> _INPUT FOR THIS TASK_
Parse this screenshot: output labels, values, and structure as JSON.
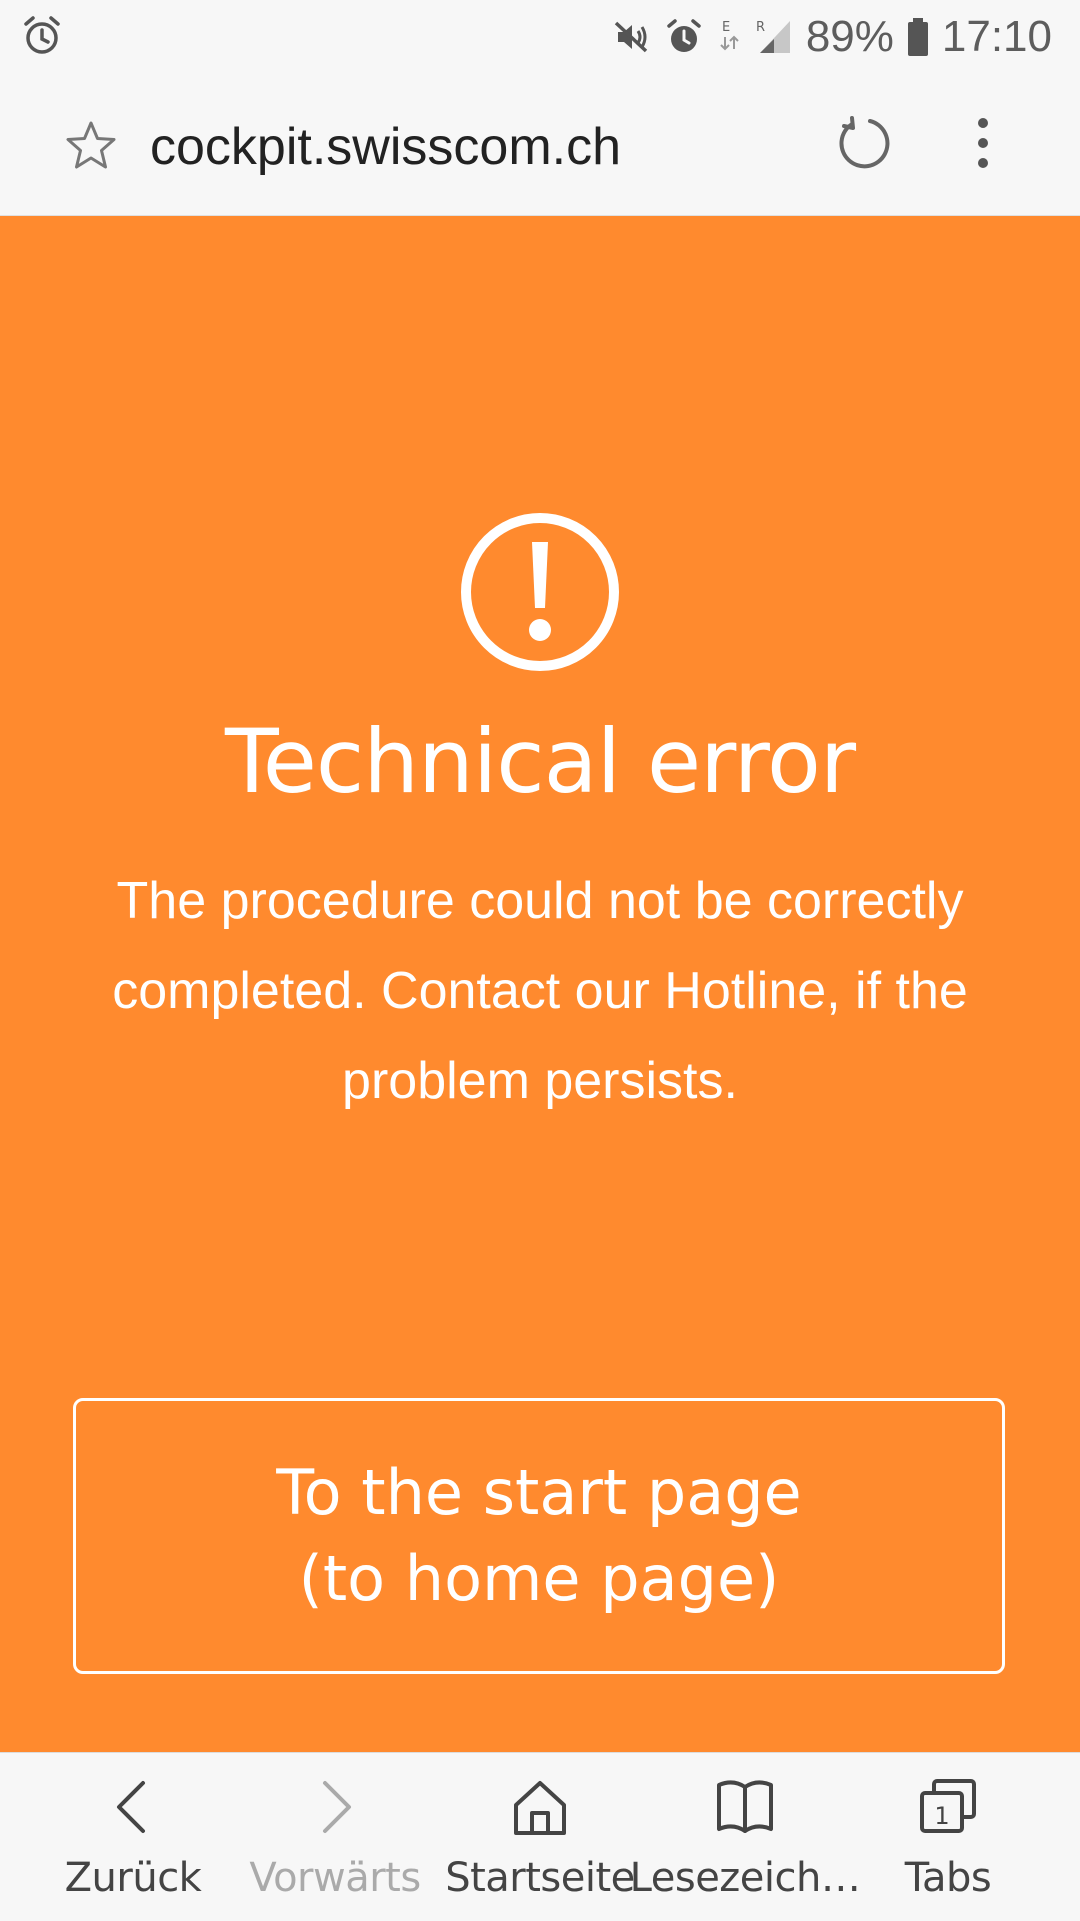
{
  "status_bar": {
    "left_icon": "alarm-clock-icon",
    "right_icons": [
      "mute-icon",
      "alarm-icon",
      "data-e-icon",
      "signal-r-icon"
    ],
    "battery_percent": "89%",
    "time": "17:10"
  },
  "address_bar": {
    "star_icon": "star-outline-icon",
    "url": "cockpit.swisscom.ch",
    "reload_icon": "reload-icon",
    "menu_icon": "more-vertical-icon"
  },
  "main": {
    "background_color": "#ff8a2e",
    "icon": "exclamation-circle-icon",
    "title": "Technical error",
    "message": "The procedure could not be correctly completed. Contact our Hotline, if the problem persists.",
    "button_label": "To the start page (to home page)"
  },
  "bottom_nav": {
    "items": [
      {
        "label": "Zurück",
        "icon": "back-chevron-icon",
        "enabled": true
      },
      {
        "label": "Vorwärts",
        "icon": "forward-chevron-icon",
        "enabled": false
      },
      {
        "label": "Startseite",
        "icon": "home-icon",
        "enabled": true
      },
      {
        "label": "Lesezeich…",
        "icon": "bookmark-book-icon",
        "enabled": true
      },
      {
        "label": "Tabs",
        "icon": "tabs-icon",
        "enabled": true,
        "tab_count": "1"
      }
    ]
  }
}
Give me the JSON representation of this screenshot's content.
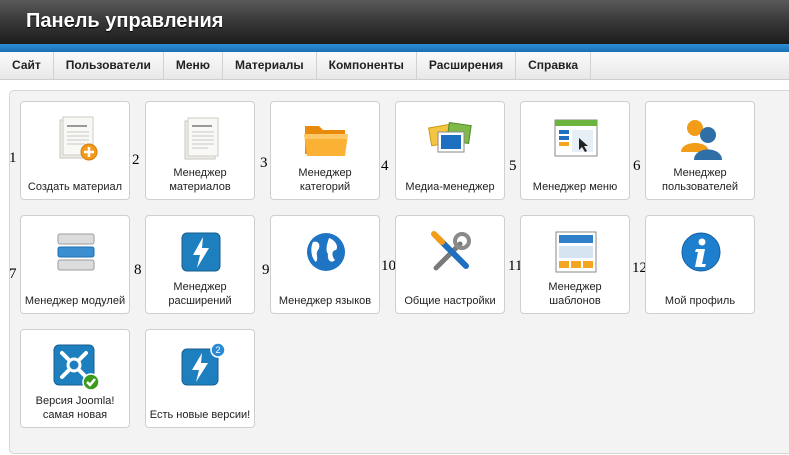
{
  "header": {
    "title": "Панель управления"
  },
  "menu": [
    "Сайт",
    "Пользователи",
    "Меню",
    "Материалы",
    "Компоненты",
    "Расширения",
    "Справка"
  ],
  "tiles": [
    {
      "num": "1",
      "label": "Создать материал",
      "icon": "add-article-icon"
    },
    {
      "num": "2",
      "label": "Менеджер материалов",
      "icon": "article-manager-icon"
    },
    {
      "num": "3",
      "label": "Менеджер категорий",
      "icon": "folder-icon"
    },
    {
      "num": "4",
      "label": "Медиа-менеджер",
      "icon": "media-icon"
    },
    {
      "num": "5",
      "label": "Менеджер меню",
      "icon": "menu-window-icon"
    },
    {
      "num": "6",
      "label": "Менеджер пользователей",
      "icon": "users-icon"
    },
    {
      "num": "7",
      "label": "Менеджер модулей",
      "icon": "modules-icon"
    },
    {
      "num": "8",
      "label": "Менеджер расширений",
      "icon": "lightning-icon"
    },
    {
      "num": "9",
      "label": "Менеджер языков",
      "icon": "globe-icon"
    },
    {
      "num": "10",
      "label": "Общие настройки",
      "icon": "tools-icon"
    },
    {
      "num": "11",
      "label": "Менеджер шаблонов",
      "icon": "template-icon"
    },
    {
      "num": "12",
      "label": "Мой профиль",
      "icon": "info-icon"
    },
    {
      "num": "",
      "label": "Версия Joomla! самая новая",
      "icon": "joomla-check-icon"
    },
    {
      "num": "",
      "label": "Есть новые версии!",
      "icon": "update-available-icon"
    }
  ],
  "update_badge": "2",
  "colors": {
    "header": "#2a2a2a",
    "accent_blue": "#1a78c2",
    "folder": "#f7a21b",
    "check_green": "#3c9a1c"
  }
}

> _SET PROBLEM_
Repeat the material above word for word, please, apart from its images.

> _REPLY_
Parse this screenshot: output labels, values, and structure as JSON.
{
  "status_bar": {
    "left_icon": "alarm-clock-icon",
    "right_icons": [
      "mute-icon",
      "alarm-icon",
      "data-e-icon",
      "signal-r-icon"
    ],
    "battery_percent": "89%",
    "time": "17:10"
  },
  "address_bar": {
    "star_icon": "star-outline-icon",
    "url": "cockpit.swisscom.ch",
    "reload_icon": "reload-icon",
    "menu_icon": "more-vertical-icon"
  },
  "main": {
    "background_color": "#ff8a2e",
    "icon": "exclamation-circle-icon",
    "title": "Technical error",
    "message": "The procedure could not be correctly completed. Contact our Hotline, if the problem persists.",
    "button_label": "To the start page (to home page)"
  },
  "bottom_nav": {
    "items": [
      {
        "label": "Zurück",
        "icon": "back-chevron-icon",
        "enabled": true
      },
      {
        "label": "Vorwärts",
        "icon": "forward-chevron-icon",
        "enabled": false
      },
      {
        "label": "Startseite",
        "icon": "home-icon",
        "enabled": true
      },
      {
        "label": "Lesezeich…",
        "icon": "bookmark-book-icon",
        "enabled": true
      },
      {
        "label": "Tabs",
        "icon": "tabs-icon",
        "enabled": true,
        "tab_count": "1"
      }
    ]
  }
}
Give me the JSON representation of this screenshot's content.
{
  "header": {
    "title": "Панель управления"
  },
  "menu": [
    "Сайт",
    "Пользователи",
    "Меню",
    "Материалы",
    "Компоненты",
    "Расширения",
    "Справка"
  ],
  "tiles": [
    {
      "num": "1",
      "label": "Создать материал",
      "icon": "add-article-icon"
    },
    {
      "num": "2",
      "label": "Менеджер материалов",
      "icon": "article-manager-icon"
    },
    {
      "num": "3",
      "label": "Менеджер категорий",
      "icon": "folder-icon"
    },
    {
      "num": "4",
      "label": "Медиа-менеджер",
      "icon": "media-icon"
    },
    {
      "num": "5",
      "label": "Менеджер меню",
      "icon": "menu-window-icon"
    },
    {
      "num": "6",
      "label": "Менеджер пользователей",
      "icon": "users-icon"
    },
    {
      "num": "7",
      "label": "Менеджер модулей",
      "icon": "modules-icon"
    },
    {
      "num": "8",
      "label": "Менеджер расширений",
      "icon": "lightning-icon"
    },
    {
      "num": "9",
      "label": "Менеджер языков",
      "icon": "globe-icon"
    },
    {
      "num": "10",
      "label": "Общие настройки",
      "icon": "tools-icon"
    },
    {
      "num": "11",
      "label": "Менеджер шаблонов",
      "icon": "template-icon"
    },
    {
      "num": "12",
      "label": "Мой профиль",
      "icon": "info-icon"
    },
    {
      "num": "",
      "label": "Версия Joomla! самая новая",
      "icon": "joomla-check-icon"
    },
    {
      "num": "",
      "label": "Есть новые версии!",
      "icon": "update-available-icon"
    }
  ],
  "update_badge": "2",
  "colors": {
    "header": "#2a2a2a",
    "accent_blue": "#1a78c2",
    "folder": "#f7a21b",
    "check_green": "#3c9a1c"
  }
}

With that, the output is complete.